GIVEN DATA -
Start

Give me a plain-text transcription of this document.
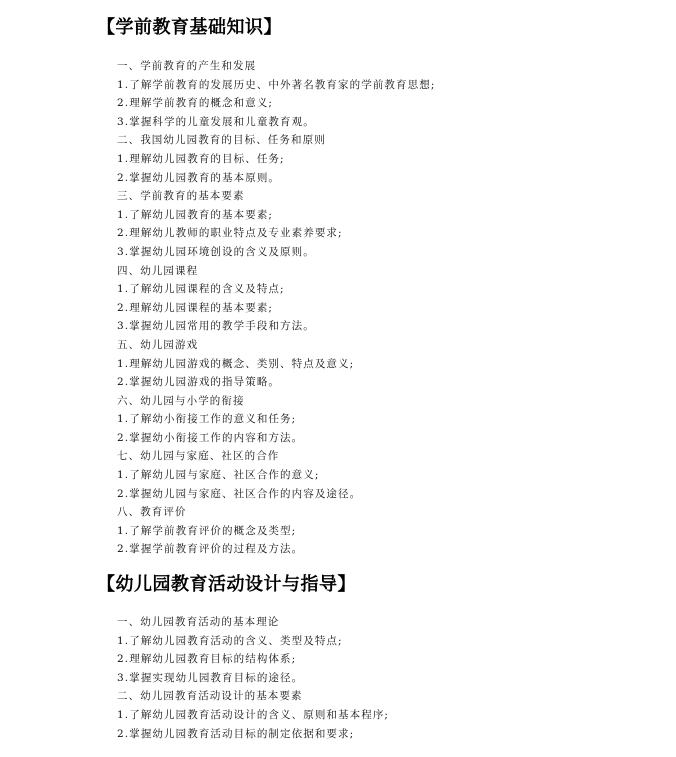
【学前教育基础知识】
一、学前教育的产生和发展
1.了解学前教育的发展历史、中外著名教育家的学前教育思想;
2.理解学前教育的概念和意义;
3.掌握科学的儿童发展和儿童教育观。
二、我国幼儿园教育的目标、任务和原则
1.理解幼儿园教育的目标、任务;
2.掌握幼儿园教育的基本原则。
三、学前教育的基本要素
1.了解幼儿园教育的基本要素;
2.理解幼儿教师的职业特点及专业素养要求;
3.掌握幼儿园环境创设的含义及原则。
四、幼儿园课程
1.了解幼儿园课程的含义及特点;
2.理解幼儿园课程的基本要素;
3.掌握幼儿园常用的教学手段和方法。
五、幼儿园游戏
1.理解幼儿园游戏的概念、类别、特点及意义;
2.掌握幼儿园游戏的指导策略。
六、幼儿园与小学的衔接
1.了解幼小衔接工作的意义和任务;
2.掌握幼小衔接工作的内容和方法。
七、幼儿园与家庭、社区的合作
1.了解幼儿园与家庭、社区合作的意义;
2.掌握幼儿园与家庭、社区合作的内容及途径。
八、教育评价
1.了解学前教育评价的概念及类型;
2.掌握学前教育评价的过程及方法。
【幼儿园教育活动设计与指导】
一、幼儿园教育活动的基本理论
1.了解幼儿园教育活动的含义、类型及特点;
2.理解幼儿园教育目标的结构体系;
3.掌握实现幼儿园教育目标的途径。
二、幼儿园教育活动设计的基本要素
1.了解幼儿园教育活动设计的含义、原则和基本程序;
2.掌握幼儿园教育活动目标的制定依据和要求;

End

PROBLEM DETAILS - What you return should match the records above word for word, minus the pictures.

EXPECTED ANSWER -
Give me a plain-text transcription of this document.
【学前教育基础知识】
一、学前教育的产生和发展
1.了解学前教育的发展历史、中外著名教育家的学前教育思想;
2.理解学前教育的概念和意义;
3.掌握科学的儿童发展和儿童教育观。
二、我国幼儿园教育的目标、任务和原则
1.理解幼儿园教育的目标、任务;
2.掌握幼儿园教育的基本原则。
三、学前教育的基本要素
1.了解幼儿园教育的基本要素;
2.理解幼儿教师的职业特点及专业素养要求;
3.掌握幼儿园环境创设的含义及原则。
四、幼儿园课程
1.了解幼儿园课程的含义及特点;
2.理解幼儿园课程的基本要素;
3.掌握幼儿园常用的教学手段和方法。
五、幼儿园游戏
1.理解幼儿园游戏的概念、类别、特点及意义;
2.掌握幼儿园游戏的指导策略。
六、幼儿园与小学的衔接
1.了解幼小衔接工作的意义和任务;
2.掌握幼小衔接工作的内容和方法。
七、幼儿园与家庭、社区的合作
1.了解幼儿园与家庭、社区合作的意义;
2.掌握幼儿园与家庭、社区合作的内容及途径。
八、教育评价
1.了解学前教育评价的概念及类型;
2.掌握学前教育评价的过程及方法。
【幼儿园教育活动设计与指导】
一、幼儿园教育活动的基本理论
1.了解幼儿园教育活动的含义、类型及特点;
2.理解幼儿园教育目标的结构体系;
3.掌握实现幼儿园教育目标的途径。
二、幼儿园教育活动设计的基本要素
1.了解幼儿园教育活动设计的含义、原则和基本程序;
2.掌握幼儿园教育活动目标的制定依据和要求;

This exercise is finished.